— Source records —

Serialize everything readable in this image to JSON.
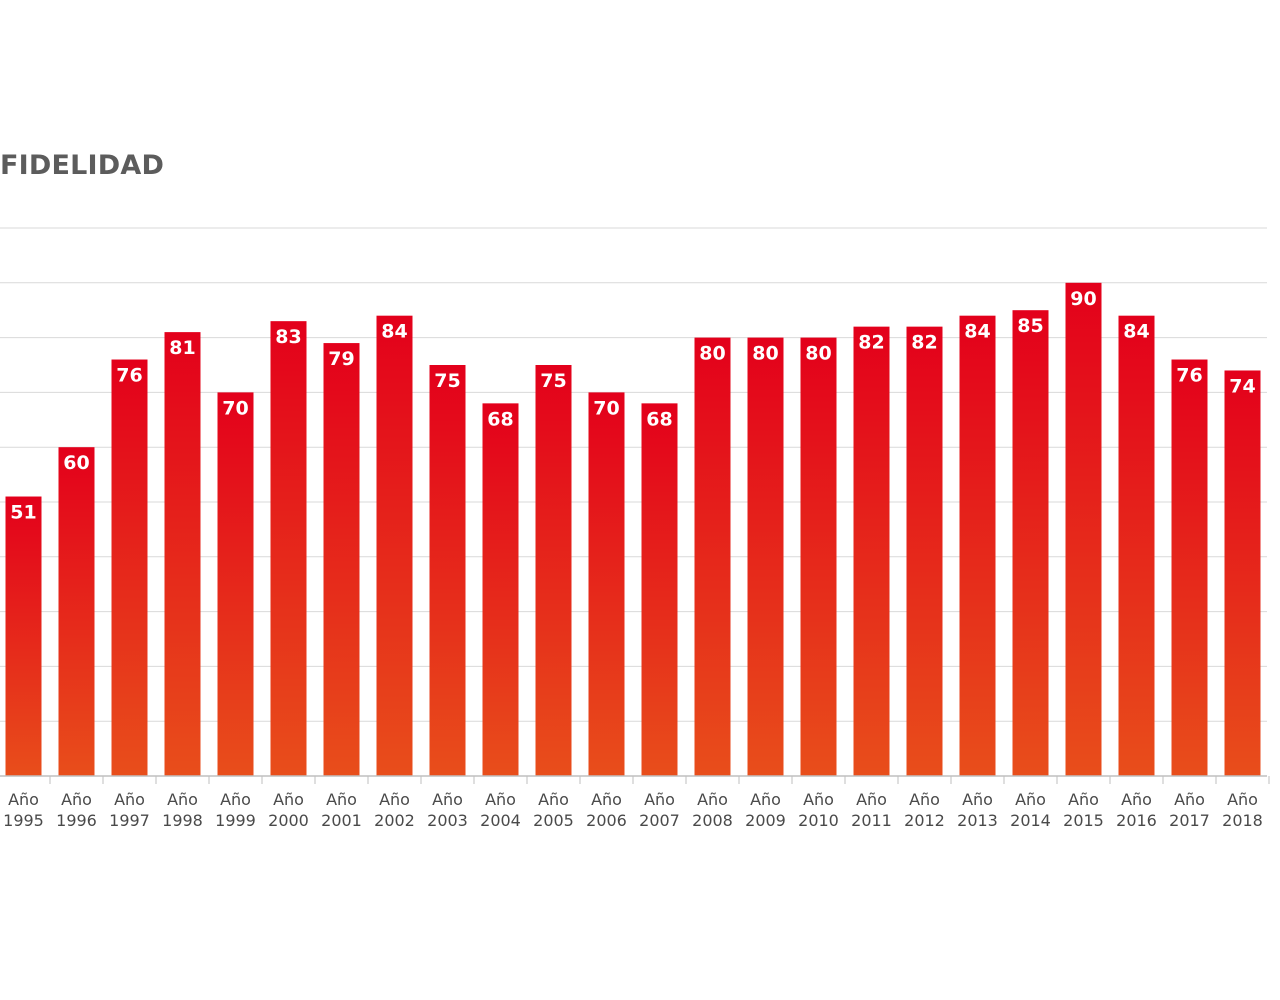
{
  "chart_data": {
    "type": "bar",
    "title": "FIDELIDAD",
    "xlabel": "",
    "ylabel": "",
    "ylim": [
      0,
      100
    ],
    "grid": true,
    "categories": [
      [
        "Año",
        "1995"
      ],
      [
        "Año",
        "1996"
      ],
      [
        "Año",
        "1997"
      ],
      [
        "Año",
        "1998"
      ],
      [
        "Año",
        "1999"
      ],
      [
        "Año",
        "2000"
      ],
      [
        "Año",
        "2001"
      ],
      [
        "Año",
        "2002"
      ],
      [
        "Año",
        "2003"
      ],
      [
        "Año",
        "2004"
      ],
      [
        "Año",
        "2005"
      ],
      [
        "Año",
        "2006"
      ],
      [
        "Año",
        "2007"
      ],
      [
        "Año",
        "2008"
      ],
      [
        "Año",
        "2009"
      ],
      [
        "Año",
        "2010"
      ],
      [
        "Año",
        "2011"
      ],
      [
        "Año",
        "2012"
      ],
      [
        "Año",
        "2013"
      ],
      [
        "Año",
        "2014"
      ],
      [
        "Año",
        "2015"
      ],
      [
        "Año",
        "2016"
      ],
      [
        "Año",
        "2017"
      ],
      [
        "Año",
        "2018"
      ]
    ],
    "values": [
      51,
      60,
      76,
      81,
      70,
      83,
      79,
      84,
      75,
      68,
      75,
      70,
      68,
      80,
      80,
      80,
      82,
      82,
      84,
      85,
      90,
      84,
      76,
      74
    ],
    "colors": {
      "bar_top": "#e3001b",
      "bar_bottom": "#e84e1b",
      "label": "#ffffff",
      "grid": "#d9d9d9",
      "axis": "#bfbfbf",
      "tick_text": "#4a4a4a",
      "title": "#5c5c5c"
    }
  }
}
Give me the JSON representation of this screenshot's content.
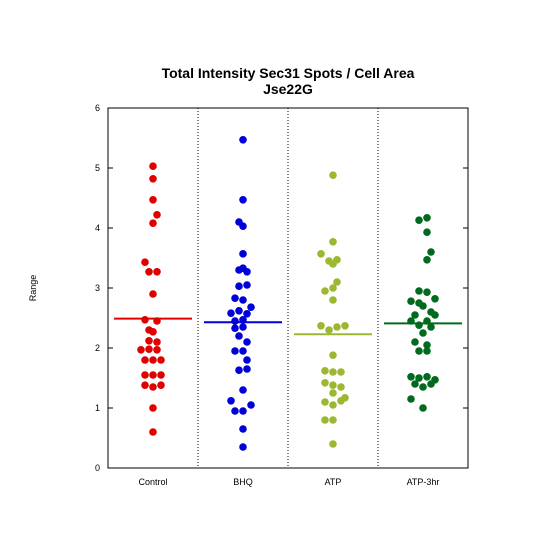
{
  "chart_data": {
    "type": "scatter",
    "title_lines": [
      "Total Intensity Sec31 Spots / Cell Area",
      "Jse22G"
    ],
    "ylabel": "Range",
    "xlabel": "",
    "ylim": [
      0,
      6
    ],
    "yticks": [
      "0",
      "1",
      "2",
      "3",
      "4",
      "5",
      "6"
    ],
    "grid": false,
    "categories": [
      "Control",
      "BHQ",
      "ATP",
      "ATP-3hr"
    ],
    "groups": [
      {
        "category": "Control",
        "color": "#e00000",
        "mean": 2.49,
        "points": [
          {
            "slot": 0,
            "y": 5.03
          },
          {
            "slot": 0,
            "y": 4.82
          },
          {
            "slot": 0,
            "y": 4.47
          },
          {
            "slot": 2,
            "y": 4.22
          },
          {
            "slot": 0,
            "y": 4.08
          },
          {
            "slot": -4,
            "y": 3.43
          },
          {
            "slot": -2,
            "y": 3.27
          },
          {
            "slot": 2,
            "y": 3.27
          },
          {
            "slot": 0,
            "y": 2.9
          },
          {
            "slot": -4,
            "y": 2.47
          },
          {
            "slot": 2,
            "y": 2.45
          },
          {
            "slot": -2,
            "y": 2.3
          },
          {
            "slot": 0,
            "y": 2.27
          },
          {
            "slot": -2,
            "y": 2.12
          },
          {
            "slot": 2,
            "y": 2.1
          },
          {
            "slot": -6,
            "y": 1.97
          },
          {
            "slot": -2,
            "y": 1.98
          },
          {
            "slot": 2,
            "y": 1.97
          },
          {
            "slot": -4,
            "y": 1.8
          },
          {
            "slot": 0,
            "y": 1.8
          },
          {
            "slot": 4,
            "y": 1.8
          },
          {
            "slot": -4,
            "y": 1.55
          },
          {
            "slot": 0,
            "y": 1.55
          },
          {
            "slot": 4,
            "y": 1.55
          },
          {
            "slot": -4,
            "y": 1.38
          },
          {
            "slot": 0,
            "y": 1.35
          },
          {
            "slot": 4,
            "y": 1.38
          },
          {
            "slot": 0,
            "y": 1.0
          },
          {
            "slot": 0,
            "y": 0.6
          }
        ]
      },
      {
        "category": "BHQ",
        "color": "#0000d8",
        "mean": 2.43,
        "points": [
          {
            "slot": 0,
            "y": 5.47
          },
          {
            "slot": 0,
            "y": 4.47
          },
          {
            "slot": -2,
            "y": 4.1
          },
          {
            "slot": 0,
            "y": 4.03
          },
          {
            "slot": 0,
            "y": 3.57
          },
          {
            "slot": -2,
            "y": 3.3
          },
          {
            "slot": 0,
            "y": 3.33
          },
          {
            "slot": 2,
            "y": 3.27
          },
          {
            "slot": -2,
            "y": 3.03
          },
          {
            "slot": 2,
            "y": 3.05
          },
          {
            "slot": -4,
            "y": 2.83
          },
          {
            "slot": 0,
            "y": 2.8
          },
          {
            "slot": 4,
            "y": 2.68
          },
          {
            "slot": -6,
            "y": 2.58
          },
          {
            "slot": -2,
            "y": 2.62
          },
          {
            "slot": 2,
            "y": 2.57
          },
          {
            "slot": -4,
            "y": 2.45
          },
          {
            "slot": 0,
            "y": 2.47
          },
          {
            "slot": -4,
            "y": 2.33
          },
          {
            "slot": 0,
            "y": 2.35
          },
          {
            "slot": -2,
            "y": 2.2
          },
          {
            "slot": 2,
            "y": 2.1
          },
          {
            "slot": -4,
            "y": 1.95
          },
          {
            "slot": 0,
            "y": 1.95
          },
          {
            "slot": 2,
            "y": 1.8
          },
          {
            "slot": -2,
            "y": 1.63
          },
          {
            "slot": 2,
            "y": 1.65
          },
          {
            "slot": 0,
            "y": 1.3
          },
          {
            "slot": -6,
            "y": 1.12
          },
          {
            "slot": -4,
            "y": 0.95
          },
          {
            "slot": 0,
            "y": 0.95
          },
          {
            "slot": 4,
            "y": 1.05
          },
          {
            "slot": 0,
            "y": 0.65
          },
          {
            "slot": 0,
            "y": 0.35
          }
        ]
      },
      {
        "category": "ATP",
        "color": "#9ab832",
        "mean": 2.23,
        "points": [
          {
            "slot": 0,
            "y": 4.88
          },
          {
            "slot": 0,
            "y": 3.77
          },
          {
            "slot": -6,
            "y": 3.57
          },
          {
            "slot": -2,
            "y": 3.45
          },
          {
            "slot": 2,
            "y": 3.47
          },
          {
            "slot": 0,
            "y": 3.4
          },
          {
            "slot": 2,
            "y": 3.1
          },
          {
            "slot": -4,
            "y": 2.95
          },
          {
            "slot": 0,
            "y": 3.0
          },
          {
            "slot": 0,
            "y": 2.8
          },
          {
            "slot": -6,
            "y": 2.37
          },
          {
            "slot": -2,
            "y": 2.3
          },
          {
            "slot": 2,
            "y": 2.35
          },
          {
            "slot": 6,
            "y": 2.37
          },
          {
            "slot": 0,
            "y": 1.88
          },
          {
            "slot": -4,
            "y": 1.62
          },
          {
            "slot": 0,
            "y": 1.6
          },
          {
            "slot": 4,
            "y": 1.6
          },
          {
            "slot": -4,
            "y": 1.42
          },
          {
            "slot": 0,
            "y": 1.38
          },
          {
            "slot": 0,
            "y": 1.25
          },
          {
            "slot": 4,
            "y": 1.35
          },
          {
            "slot": -4,
            "y": 1.1
          },
          {
            "slot": 0,
            "y": 1.05
          },
          {
            "slot": 4,
            "y": 1.12
          },
          {
            "slot": 6,
            "y": 1.17
          },
          {
            "slot": -4,
            "y": 0.8
          },
          {
            "slot": 0,
            "y": 0.8
          },
          {
            "slot": 0,
            "y": 0.4
          }
        ]
      },
      {
        "category": "ATP-3hr",
        "color": "#006a1e",
        "mean": 2.41,
        "points": [
          {
            "slot": -2,
            "y": 4.13
          },
          {
            "slot": 2,
            "y": 4.17
          },
          {
            "slot": 2,
            "y": 3.93
          },
          {
            "slot": 4,
            "y": 3.6
          },
          {
            "slot": 2,
            "y": 3.47
          },
          {
            "slot": -2,
            "y": 2.95
          },
          {
            "slot": 2,
            "y": 2.93
          },
          {
            "slot": -6,
            "y": 2.78
          },
          {
            "slot": -2,
            "y": 2.75
          },
          {
            "slot": 6,
            "y": 2.82
          },
          {
            "slot": 0,
            "y": 2.7
          },
          {
            "slot": -4,
            "y": 2.55
          },
          {
            "slot": 4,
            "y": 2.6
          },
          {
            "slot": 6,
            "y": 2.55
          },
          {
            "slot": -6,
            "y": 2.45
          },
          {
            "slot": 2,
            "y": 2.45
          },
          {
            "slot": -2,
            "y": 2.38
          },
          {
            "slot": 4,
            "y": 2.35
          },
          {
            "slot": 0,
            "y": 2.25
          },
          {
            "slot": 2,
            "y": 2.05
          },
          {
            "slot": -4,
            "y": 2.1
          },
          {
            "slot": -2,
            "y": 1.95
          },
          {
            "slot": 2,
            "y": 1.95
          },
          {
            "slot": -6,
            "y": 1.52
          },
          {
            "slot": -2,
            "y": 1.5
          },
          {
            "slot": 2,
            "y": 1.52
          },
          {
            "slot": 6,
            "y": 1.47
          },
          {
            "slot": -4,
            "y": 1.4
          },
          {
            "slot": 0,
            "y": 1.35
          },
          {
            "slot": 4,
            "y": 1.4
          },
          {
            "slot": -6,
            "y": 1.15
          },
          {
            "slot": 0,
            "y": 1.0
          }
        ]
      }
    ]
  }
}
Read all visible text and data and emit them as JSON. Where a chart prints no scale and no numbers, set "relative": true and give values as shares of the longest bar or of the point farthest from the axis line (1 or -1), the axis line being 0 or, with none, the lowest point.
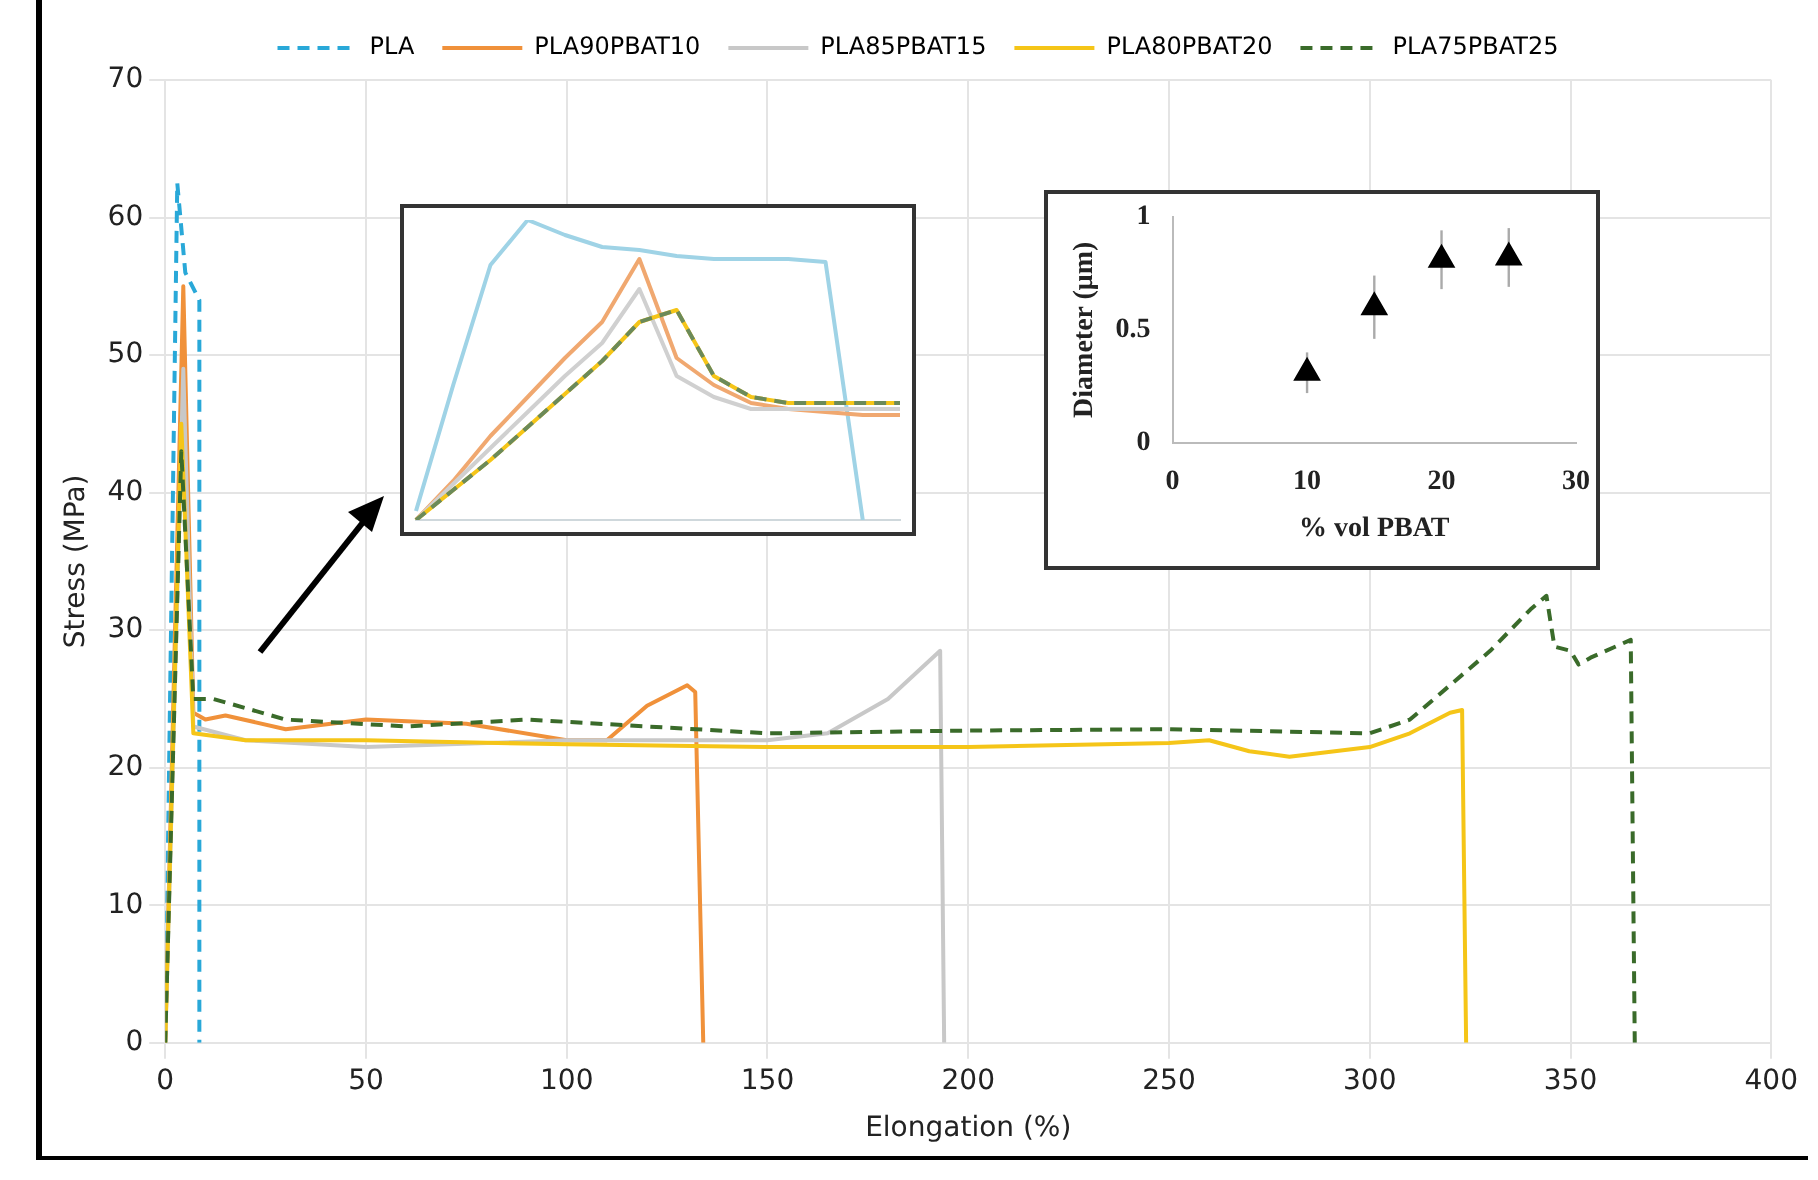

— Prompt —
Pull out each line of the records holding the string "values".

— Exercise answer —
    "values": [
Read all visible text and data and emit them as JSON. Where a chart prints no scale and no numbers, set "relative": true and give values as shares of the longest bar or of the point farthest from the axis line (1 or -1), the axis line being 0 or, with none, the lowest point.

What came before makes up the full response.